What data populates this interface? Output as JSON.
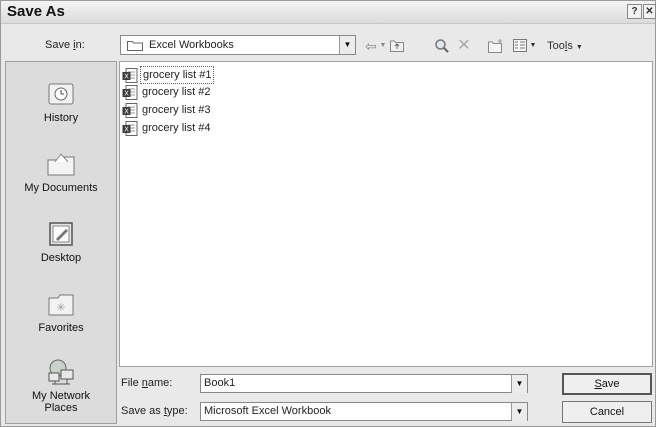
{
  "dialog": {
    "title": "Save As",
    "help_glyph": "?",
    "close_glyph": "✕"
  },
  "savein": {
    "label_pre": "Save ",
    "label_key": "i",
    "label_post": "n:",
    "value": "Excel Workbooks"
  },
  "toolbar": {
    "tools_pre": "Too",
    "tools_key": "l",
    "tools_post": "s"
  },
  "places": {
    "history": "History",
    "documents": "My Documents",
    "desktop": "Desktop",
    "favorites": "Favorites",
    "network_line1": "My Network",
    "network_line2": "Places"
  },
  "files": [
    {
      "name": "grocery list #1",
      "selected": true
    },
    {
      "name": "grocery list #2",
      "selected": false
    },
    {
      "name": "grocery list #3",
      "selected": false
    },
    {
      "name": "grocery list #4",
      "selected": false
    }
  ],
  "filename": {
    "label_pre": "File ",
    "label_key": "n",
    "label_post": "ame:",
    "value": "Book1"
  },
  "filetype": {
    "label_pre": "Save as ",
    "label_key": "t",
    "label_post": "ype:",
    "value": "Microsoft Excel Workbook"
  },
  "buttons": {
    "save_key": "S",
    "save_post": "ave",
    "cancel": "Cancel"
  }
}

************

» **WHAT TO PRODUCE**: Pull out all lines containing "Excel".

» **WRITTEN SOLUTION**:
    "value": "Excel Workbooks"
    "value": "Microsoft Excel Workbook"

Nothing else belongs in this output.